→ **THE TASK**
From the entries below, gather every line containing the string "binnen".

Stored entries
_____

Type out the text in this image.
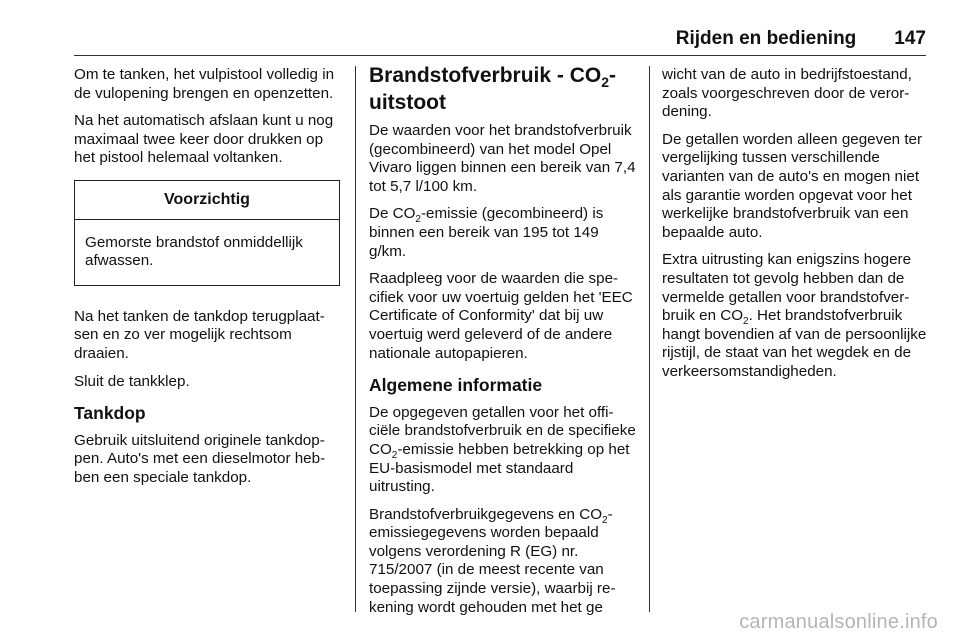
Rijden en bediening 147

Om te tanken, het vulpistool volledig in de vulopening brengen en openzetten.

Na het automatisch afslaan kunt u nog maximaal twee keer door drukken op het pistool helemaal voltanken.

Voorzichtig
Gemorste brandstof onmiddellijk afwassen.

Na het tanken de tankdop terugplaatsen en zo ver mogelijk rechtsom draaien.

Sluit de tankklep.

Tankdop

Gebruik uitsluitend originele tankdoppen. Auto's met een dieselmotor hebben een speciale tankdop.

Brandstofverbruik - $CO_2$-uitstoot

De waarden voor het brandstofverbruik (gecombineerd) van het model Opel Vivaro liggen binnen een bereik van 7,4 tot 5,7 l/100 km.

De $CO_2$-emissie (gecombineerd) is binnen een bereik van 195 tot 149 g/km.

Raadpleeg voor de waarden die specifiek voor uw voertuig gelden het 'EEC Certificate of Conformity' dat bij uw voertuig werd geleverd of de andere nationale autopapieren.

Algemene informatie

De opgegeven getallen voor het officiële brandstofverbruik en de specifieke $CO_2$-emissie hebben betrekking op het EU-basismodel met standaard uitrusting.

Brandstofverbruikgegevens en $CO_2$-emissiegegevens worden bepaald volgens verordening R (EG) nr. 715/2007 (in de meest recente van toepassing zijnde versie), waarbij rekening wordt gehouden met het ge

wicht van de auto in bedrijfstoestand, zoals voorgeschreven door de verordening.

De getallen worden alleen gegeven ter vergelijking tussen verschillende varianten van de auto's en mogen niet als garantie worden opgevat voor het werkelijke brandstofverbruik van een bepaalde auto.

Extra uitrusting kan enigszins hogere resultaten tot gevolg hebben dan de vermelde getallen voor brandstofverbruik en $CO_2$. Het brandstofverbruik hangt bovendien af van de persoonlijke rijstijl, de staat van het wegdek en de verkeersomstandigheden.

carmanualsonline.info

_____

→ **ANSWER TO THIS EXERCISE**
De waarden voor het brandstofverbruik (gecombineerd) van het model Opel Vivaro liggen binnen een bereik van 7,4 tot 5,7 l/100 km.
De $CO_2$-emissie (gecombineerd) is binnen een bereik van 195 tot 149 g/km.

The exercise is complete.